説明

エポキシ封止及び積層用接着剤及び製造方法

【課題】エポキシ封止及び積層用接着剤及びその製造方法を提供する。
【解決手段】エポキシ樹脂204と、トリオキサジアミン、ジアミノジシクロヘキシルメタン、トルエンジアミン及びビスフェノールA二無水物を含有する硬化剤202とを含む接着剤200であり、さらに、水溶性エトキシ化界面活性剤206を含有し、エポキシ樹脂204が液状ジエポキシを含み、トリス(ジメチルアミノメチル)フェノールを含む促進剤を含む接着剤204。

【発明の詳細な説明】
【技術分野】
【0001】
本発明は一般に、半導体デバイスをパッケージ(実装)する構造及び方法、特に、安定な高電圧電気的動作を提供する半導体デバイスパッケージ接着剤に関する。
【背景技術】
【0002】
集積回路(IC)が一層小型になり、さらに優れた動作性能を発揮するようになるにつれて、対応して集積回路をパッケージする実装技術が、リード付きパッケージから、積層型ボールグリッドアレイ(BGA)パッケージに、そして最終的にチップスケールパッケージ(CSP)に進化した。ICチップパッケージ技術の向上は、より優れた性能、さらなる微細化及びより高い信頼性を達成する要求が益々増加することで推進される。新しいパッケージ技術はさらに、スケールメリットを与える大規模な製造を目的としたバッチ生産の実現可能性をもつ必要がある。
【0003】
半導体デバイス及びパッケージには、パワーエレクトロニクス回路のスイッチ又は整流器、例えばスイッチモード電源として用いる高電圧パワー半導体デバイスがある。大抵のパワー半導体デバイスは、転流モード(即ち、デバイスはオン又はオフのどちらかである)のみで用いられており、したがって転流モード用に最適化される。多くのパワー半導体デバイスは、高電圧パワー用途で用いられ、大量の電流を流し、高電圧に耐えるように設計される。
【0004】
使用時、ある高電圧パワー半導体デバイスは、パワーオーバーレイ(POL)パッケージ及びインタコネクトシステムで外部回路に接続され、POLパッケージがデバイスより発生された熱を除去し、外部環境からデバイスを保護する手段も提供する。標準POL製造プロセスは典型的に、接着剤により絶縁層上に1つ又は2つ以上のパワー半導体デバイスを配置することから始める。その後、絶縁層上に金属インタコネクト(例えば、銅インタコネクト)を電気メッキしてパワー半導体デバイスに直接金属接続を形成する。金属インタコネクトは、パワー半導体デバイスへ及びパワー半導体デバイスからの入力/出力(I/O)システムを形成する薄型(例えば、厚さ200μm未満)の平面インタコネクト構造の形態とすることができる。
【0005】
あるパッケージ技術に固有であるのは、典型的に5cm以上の長さをもつ高電圧スイッチ又はアセンブリを使用することである。典型的にこのようなスイッチは、カプトンなどの母材又は支持材料に貼り付け、その後アセンブリ内の別の構成要素に電気的に接続する台形の断面又はプロファイルを有する。台形の断面は互いに対向する1対の平行表面と1対の非平行表面を有する。通常、平行表面の一方は、例えばカプトンに接着するスイッチの表面であり、他方は接地面又は電力面である。

作業内容 A
エポキシ接着剤の文章について答えてください。
(i) 接着剤の促進剤は何を含むか。
(ii) 平面インタコネクト構造の厚さの例として挙げられている値は何か。
(iii) 高電圧スイッチ又はアセンブリの典型的な長さはどれくらいか。

記録データ
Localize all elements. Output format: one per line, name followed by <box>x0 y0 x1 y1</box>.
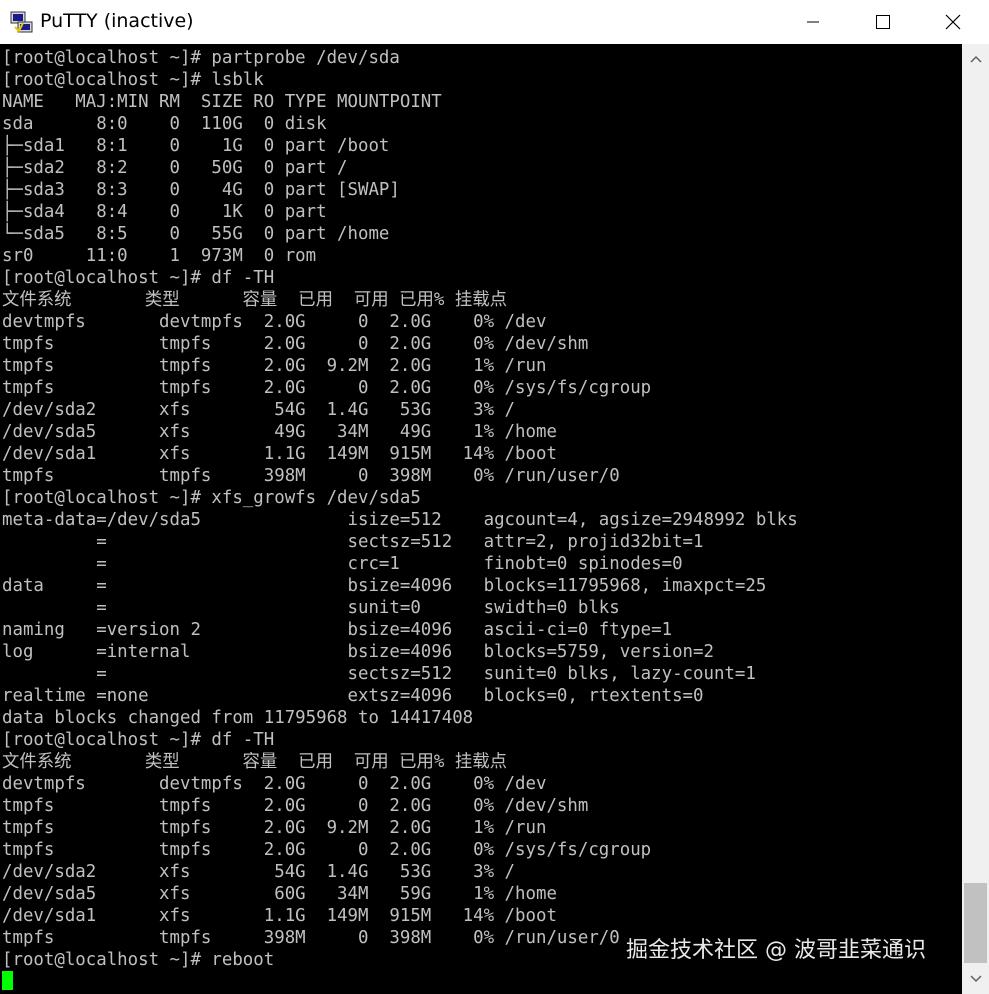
terminal-line: 文件系统 类型 容量 已用 可用 已用% 挂载点 <box>2 752 508 772</box>
terminal-line: [root@localhost ~]# df -TH <box>2 268 275 288</box>
terminal-line: naming =version 2 bsize=4096 ascii-ci=0 … <box>2 620 673 640</box>
terminal-line: sda 8:0 0 110G 0 disk <box>2 114 327 134</box>
terminal-line: realtime =none extsz=4096 blocks=0, rtex… <box>2 686 704 706</box>
terminal-line: [root@localhost ~]# df -TH <box>2 730 275 750</box>
terminal-line: ├─sda3 8:3 0 4G 0 part [SWAP] <box>2 180 400 200</box>
terminal-cursor <box>2 971 13 990</box>
terminal-line: data blocks changed from 11795968 to 144… <box>2 708 474 728</box>
terminal-line: devtmpfs devtmpfs 2.0G 0 2.0G 0% /dev <box>2 312 547 332</box>
terminal-line: tmpfs tmpfs 2.0G 0 2.0G 0% /dev/shm <box>2 796 589 816</box>
chevron-down-icon <box>969 975 982 983</box>
terminal-line: [root@localhost ~]# partprobe /dev/sda <box>2 48 400 68</box>
terminal-line: tmpfs tmpfs 398M 0 398M 0% /run/user/0 <box>2 466 620 486</box>
terminal-line: tmpfs tmpfs 2.0G 9.2M 2.0G 1% /run <box>2 818 547 838</box>
terminal-line: ├─sda1 8:1 0 1G 0 part /boot <box>2 136 390 156</box>
minimize-button[interactable] <box>778 0 848 44</box>
terminal-line: sr0 11:0 1 973M 0 rom <box>2 246 317 266</box>
terminal-line: log =internal bsize=4096 blocks=5759, ve… <box>2 642 714 662</box>
maximize-icon <box>876 15 890 29</box>
maximize-button[interactable] <box>848 0 918 44</box>
terminal-line: /dev/sda2 xfs 54G 1.4G 53G 3% / <box>2 862 516 882</box>
terminal-line: data = bsize=4096 blocks=11795968, imaxp… <box>2 576 767 596</box>
terminal-line: tmpfs tmpfs 2.0G 0 2.0G 0% /sys/fs/cgrou… <box>2 840 652 860</box>
title-bar[interactable]: PuTTY (inactive) <box>0 0 989 44</box>
scroll-down-button[interactable] <box>962 964 989 994</box>
terminal-line: /dev/sda1 xfs 1.1G 149M 915M 14% /boot <box>2 444 557 464</box>
terminal-line: /dev/sda5 xfs 49G 34M 49G 1% /home <box>2 422 557 442</box>
minimize-icon <box>807 21 819 23</box>
close-button[interactable] <box>918 0 988 44</box>
terminal-line: tmpfs tmpfs 2.0G 9.2M 2.0G 1% /run <box>2 356 547 376</box>
terminal-line: tmpfs tmpfs 2.0G 0 2.0G 0% /sys/fs/cgrou… <box>2 378 652 398</box>
watermark: 掘金技术社区 @ 波哥韭菜通识 <box>626 938 926 963</box>
vertical-scrollbar[interactable] <box>962 44 989 994</box>
terminal-line: = sunit=0 swidth=0 blks <box>2 598 620 618</box>
terminal-screen[interactable]: [root@localhost ~]# partprobe /dev/sda [r… <box>0 44 962 994</box>
terminal-line: ├─sda4 8:4 0 1K 0 part <box>2 202 327 222</box>
terminal-line: /dev/sda2 xfs 54G 1.4G 53G 3% / <box>2 400 516 420</box>
scrollbar-thumb[interactable] <box>964 883 987 963</box>
terminal-line: = sectsz=512 sunit=0 blks, lazy-count=1 <box>2 664 756 684</box>
terminal-line: tmpfs tmpfs 2.0G 0 2.0G 0% /dev/shm <box>2 334 589 354</box>
close-icon <box>945 14 961 30</box>
terminal-line: meta-data=/dev/sda5 isize=512 agcount=4,… <box>2 510 798 530</box>
terminal-line: [root@localhost ~]# xfs_growfs /dev/sda5 <box>2 488 421 508</box>
terminal-output: [root@localhost ~]# partprobe /dev/sda [r… <box>2 47 798 971</box>
terminal-line: └─sda5 8:5 0 55G 0 part /home <box>2 224 390 244</box>
terminal-line: [root@localhost ~]# lsblk <box>2 70 264 90</box>
terminal-line: NAME MAJ:MIN RM SIZE RO TYPE MOUNTPOINT <box>2 92 442 112</box>
terminal-line: = sectsz=512 attr=2, projid32bit=1 <box>2 532 704 552</box>
terminal-line: = crc=1 finobt=0 spinodes=0 <box>2 554 683 574</box>
terminal-line: /dev/sda1 xfs 1.1G 149M 915M 14% /boot <box>2 906 557 926</box>
window-title: PuTTY (inactive) <box>40 10 194 32</box>
putty-icon <box>10 11 33 33</box>
terminal-line: ├─sda2 8:2 0 50G 0 part / <box>2 158 348 178</box>
terminal-line: devtmpfs devtmpfs 2.0G 0 2.0G 0% /dev <box>2 774 547 794</box>
scroll-up-button[interactable] <box>962 44 989 74</box>
terminal-line: /dev/sda5 xfs 60G 34M 59G 1% /home <box>2 884 557 904</box>
terminal-line: 文件系统 类型 容量 已用 可用 已用% 挂载点 <box>2 290 508 310</box>
chevron-up-icon <box>969 55 982 63</box>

作業内容 B
上の行データのうち、「terminal-line: 文件系统 类型 容量 已用 可用 已用% 挂载点 <box>2 752」を含む行で始まり「terminal-line: sr0 11:0」を含む行で終わる部分を、一字も変えずに打ち直してください。

解答全文 A
(i) トリス(ジメチルアミノメチル)フェノール
(ii) 200μm未満
(iii) 5cm以上

解答全文 B
terminal-line: 文件系统 类型 容量 已用 可用 已用% 挂载点 <box>2 752 508 772</box>
terminal-line: [root@localhost ~]# df -TH <box>2 268 275 288</box>
terminal-line: naming =version 2 bsize=4096 ascii-ci=0 … <box>2 620 673 640</box>
terminal-line: sda 8:0 0 110G 0 disk <box>2 114 327 134</box>
terminal-line: realtime =none extsz=4096 blocks=0, rtex… <box>2 686 704 706</box>
terminal-line: [root@localhost ~]# df -TH <box>2 730 275 750</box>
terminal-line: ├─sda3 8:3 0 4G 0 part [SWAP] <box>2 180 400 200</box>
terminal-cursor <box>2 971 13 990</box>
terminal-line: data blocks changed from 11795968 to 144… <box>2 708 474 728</box>
terminal-line: devtmpfs devtmpfs 2.0G 0 2.0G 0% /dev <box>2 312 547 332</box>
terminal-line: tmpfs tmpfs 2.0G 0 2.0G 0% /dev/shm <box>2 796 589 816</box>
chevron-down-icon <box>969 975 982 983</box>
terminal-line: [root@localhost ~]# partprobe /dev/sda <box>2 48 400 68</box>
terminal-line: tmpfs tmpfs 398M 0 398M 0% /run/user/0 <box>2 466 620 486</box>
terminal-line: tmpfs tmpfs 2.0G 9.2M 2.0G 1% /run <box>2 818 547 838</box>
terminal-line: ├─sda1 8:1 0 1G 0 part /boot <box>2 136 390 156</box>
minimize-button[interactable] <box>778 0 848 44</box>
terminal-line: sr0 11:0 1 973M 0 rom <box>2 246 317 266</box>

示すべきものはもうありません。